— What is asked —
[1] In the U-Nited Warranties judgment, which judge heard the matter?
[2] Carry the U-Nited Warranties judgment forward from its final sentence.

— Document segment —
+++

Re U-Nited Warranties Pty Ltd
[2012] NSWSC 1087
•06 August 2012
Supreme Court
New South Wales
Medium Neutral Citation: In the matter of U-Nited Warranties Pty Ltd [2012] NSWSC 1087 Hearing dates: 6 August 2012 Decision date: 06 August 2012 Jurisdiction: Equity Division - Corporations List Before: Black J Decision: Leave granted nunc pro tunc for Defendant to be wound up voluntarily. Leave granted for Plaintiff's application filed 25 June 2012 to be discontinued. Costs of Plaintiff's application be costs of the winding up payable following liquidator's costs and expenses.
Catchwords: CORPORATIONS - Winding up - Creditor's petition to wind up - Whether there is any advantage to the appointment of a liquidator by the court - Whether leave should be granted to the company to resolve that it be wound up voluntarily. Legislation Cited: - Corporations Act 2001 (Cth) ss 490, 490(1)(a)
- Supreme Court (Corporations) Rules 1999 (NSW) r 5.8Cases Cited: - Progress Printers and Distributors Pty Ltd v Production and Graphics Communications Pty Ltd (1996) 21 ACSR 241
- Re Horsham Kyosan Engineering Co Ltd [1972] VFR 403
- Re North Western Fruitgrowers Pty Ltd [1965] VR 306
- Re Pendonna Pty Ltd [2012] NSWSC 631Category: Interlocutory applications Parties: TNT Australia Pty Ltd (Plaintiff)
U-Nited Warranties Pty Ltd (Defendant)Representation: Counsel:
D. Solomons (sol.) (Plaintiff)
R. Carter (sol.) (Defendant)
Solicitors:
Ashurst Australia (Plaintiff)
Middletons (Defendant)
File Number(s): 12/198314
Judgment - EX TEMPORE
The Defendant, U-Nited Warranties Pty Limited ("Company") seeks an order that leave be granted nunc pro tunc pursuant to s 490(1)(a) of the Corporations Act 2001 (Cth) for it to be wound up voluntarily. The Plaintiff, TNT Australia Pty Limited ("TNT") also seeks orders that leave be granted under rule 5.8 of the Supreme Court (Corporations) Rules 1999 (NSW) for a winding up application filed by TNT on 25 June 2012 to be discontinued and for certain consequential cost orders.

+++

(Element and coordinate records)
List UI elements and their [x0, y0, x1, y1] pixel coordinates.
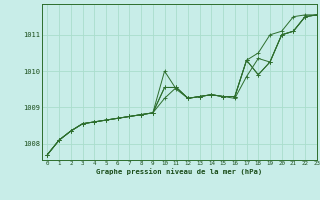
X-axis label: Graphe pression niveau de la mer (hPa): Graphe pression niveau de la mer (hPa) [96, 168, 262, 175]
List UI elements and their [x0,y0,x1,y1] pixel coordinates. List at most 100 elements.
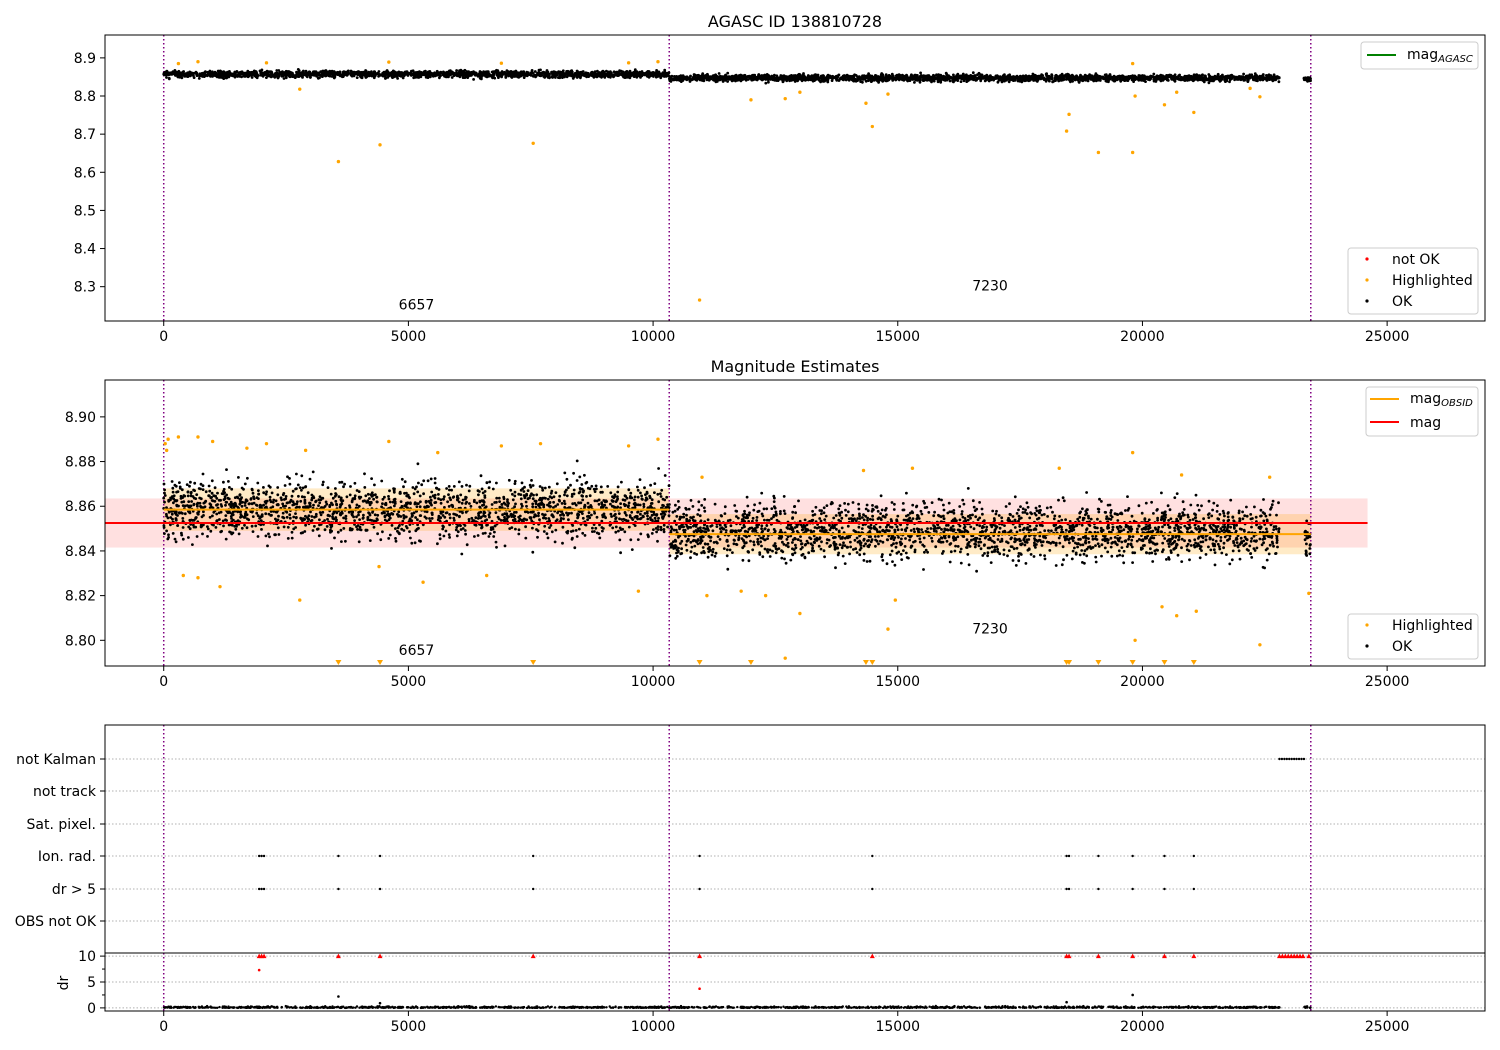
agasc-ok-point [650,71,653,75]
magnitude-ok-point [667,484,671,487]
agasc-ok-point [1131,74,1134,78]
agasc-ok-point [458,75,462,79]
agasc-ok-point [308,70,312,74]
magnitude-ok-point [480,487,484,491]
magnitude-ok-point [448,496,452,500]
agasc-x-tick-label: 0 [159,329,168,345]
agasc-ok-point [545,71,549,75]
agasc-ok-point [943,76,947,80]
magnitude-ok-point [215,512,219,516]
agasc-ok-point [623,76,627,79]
agasc-ok-point [483,73,486,76]
magnitude-ok-point [403,480,407,484]
magnitude-ok-point [400,477,404,481]
magnitude-ok-point [381,530,384,534]
agasc-ok-point [435,73,439,77]
agasc-ok-point [298,74,301,77]
agasc-ok-point [551,76,554,79]
agasc-ok-point [919,71,922,75]
agasc-ok-point [880,76,883,79]
agasc-panel-title: AGASC ID 138810728 [708,12,882,31]
magnitude-ok-point [475,501,479,505]
agasc-highlighted-point [1248,86,1252,91]
magnitude-ok-point [577,491,581,495]
agasc-ok-point [835,75,838,79]
agasc-ok-point [522,72,526,76]
agasc-ok-point [905,77,909,81]
agasc-ok-point [513,72,517,75]
agasc-ok-point [959,75,963,78]
agasc-ok-point [222,74,226,78]
agasc-ok-point [1095,76,1099,80]
agasc-ok-point [693,77,697,81]
magnitude-ok-point [570,511,573,515]
agasc-ok-point [652,71,656,75]
agasc-ok-point [668,76,672,80]
agasc-ok-point [258,69,262,73]
agasc-ok-point [795,75,799,79]
magnitude-ok-point [585,495,588,498]
agasc-ok-point [287,74,290,77]
magnitude-ok-point [294,512,297,515]
magnitude-ok-point [381,497,385,501]
agasc-ok-point [988,75,992,79]
magnitude-ok-point [586,518,589,522]
agasc-ok-point [1155,74,1159,78]
agasc-ok-point [1178,73,1181,77]
magnitude-ok-point [429,477,433,481]
magnitude-ok-point [342,527,346,530]
agasc-ok-point [781,80,785,84]
agasc-ok-point [1152,72,1156,76]
agasc-ok-point [889,77,893,80]
agasc-ok-point [1198,78,1202,82]
magnitude-ok-point [180,533,184,537]
agasc-ok-point [897,75,900,79]
agasc-ok-point [987,79,991,83]
magnitude-ok-point [445,487,448,490]
agasc-ok-point [377,74,380,78]
agasc-ok-point [1179,75,1183,79]
agasc-highlighted-point [886,92,890,96]
agasc-ok-point [1267,74,1270,77]
agasc-ok-point [542,72,546,76]
magnitude-ok-point [547,485,551,489]
agasc-highlighted-point [1192,110,1196,115]
agasc-ok-point [655,73,659,77]
agasc-ok-point [449,69,452,73]
magnitude-ok-point [546,497,550,501]
agasc-ok-point [902,78,906,82]
agasc-ok-point [1082,75,1085,79]
agasc-ok-point [633,68,637,72]
magnitude-ok-point [468,502,471,505]
agasc-ok-point [539,68,542,72]
magnitude-ok-point [503,515,506,519]
agasc-ok-point [464,72,468,75]
magnitude-ok-point [483,511,487,514]
magnitude-ok-point [460,501,464,505]
agasc-ok-point [390,73,394,76]
magnitude-ok-point [240,504,244,508]
agasc-ok-point [355,76,359,79]
magnitude-ok-point [409,502,412,505]
magnitude-ok-point [465,543,469,547]
magnitude-ok-point [653,482,657,485]
magnitude-ok-point [267,484,271,488]
agasc-ok-point [575,76,579,79]
agasc-ok-point [1149,77,1152,81]
agasc-ok-point [995,74,999,77]
magnitude-ok-point [292,527,296,531]
magnitude-ok-point [326,486,330,489]
agasc-ok-point [241,72,245,75]
agasc-ok-point [451,71,454,75]
magnitude-ok-point [288,513,292,517]
agasc-ok-point [465,75,469,79]
magnitude-ok-point [214,526,218,529]
agasc-ok-point [1208,79,1212,83]
agasc-ok-point [1204,74,1207,78]
agasc-ok-point [185,73,189,77]
agasc-highlighted-point [697,298,702,302]
agasc-ok-point [813,78,817,81]
magnitude-ok-point [662,523,666,527]
magnitude-ok-point [397,510,401,514]
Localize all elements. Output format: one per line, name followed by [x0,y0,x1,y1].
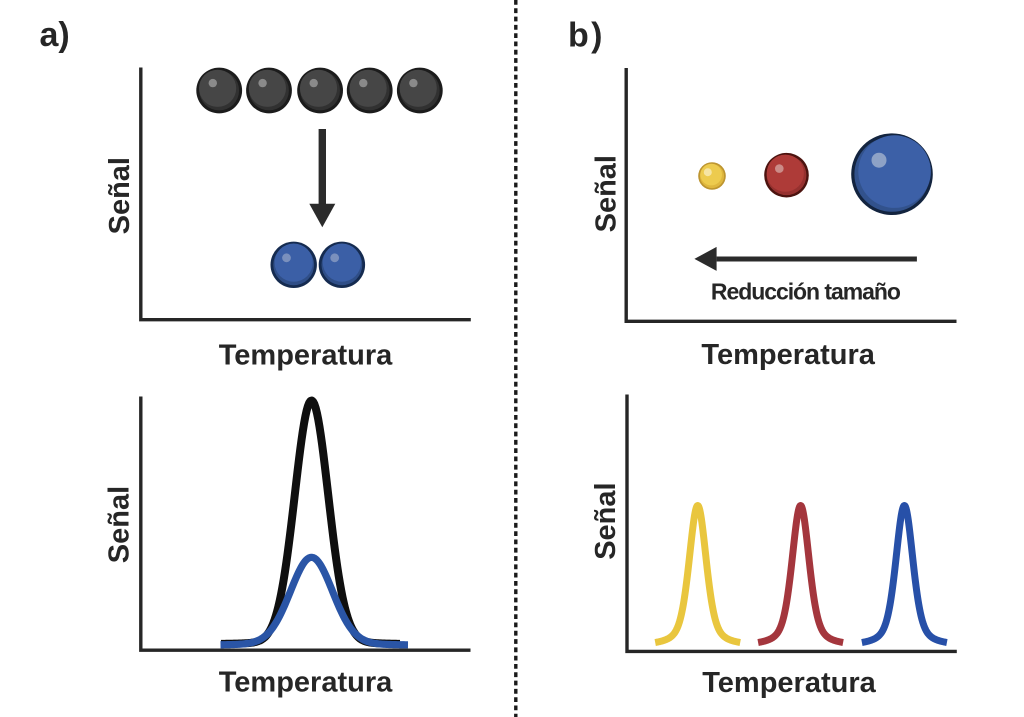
svg-text:Reducción tamaño: Reducción tamaño [711,279,901,305]
svg-text:Señal: Señal [590,482,622,559]
svg-text:Temperatura: Temperatura [702,667,876,699]
svg-text:Temperatura: Temperatura [219,667,393,699]
svg-text:Señal: Señal [104,486,136,563]
svg-text:Señal: Señal [104,157,136,234]
svg-text:Temperatura: Temperatura [701,339,875,371]
svg-text:a): a) [40,16,70,54]
svg-text:b): b) [568,16,605,54]
svg-text:Temperatura: Temperatura [219,339,393,371]
svg-text:Señal: Señal [591,155,623,232]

+++

— Outputs by task —
[1] Black J

[2]
The fact situation in this case is very similar to that which was considered by Brereton J In Re Pendonna Pty Ltd [2012] NSWSC 631. In summary, TNT filed an application for winding up of the Company on 25 June 2012 and served that application. By inadvertence, notice of the application for the winding up was not lodged by TNT with the Australian Securities and Investments Commission ("ASIC") until 12 July 2012 although, as I have noted above, that application had previously been served on the Company. Prior to the lodgement of notice of that application with ASIC, the Company had passed a resolution for a creditors' voluntary winding up, in circumstances that the liquidators to be appointed to the Company had properly undertaken searches with ASIC to determine whether there was any winding up application under way.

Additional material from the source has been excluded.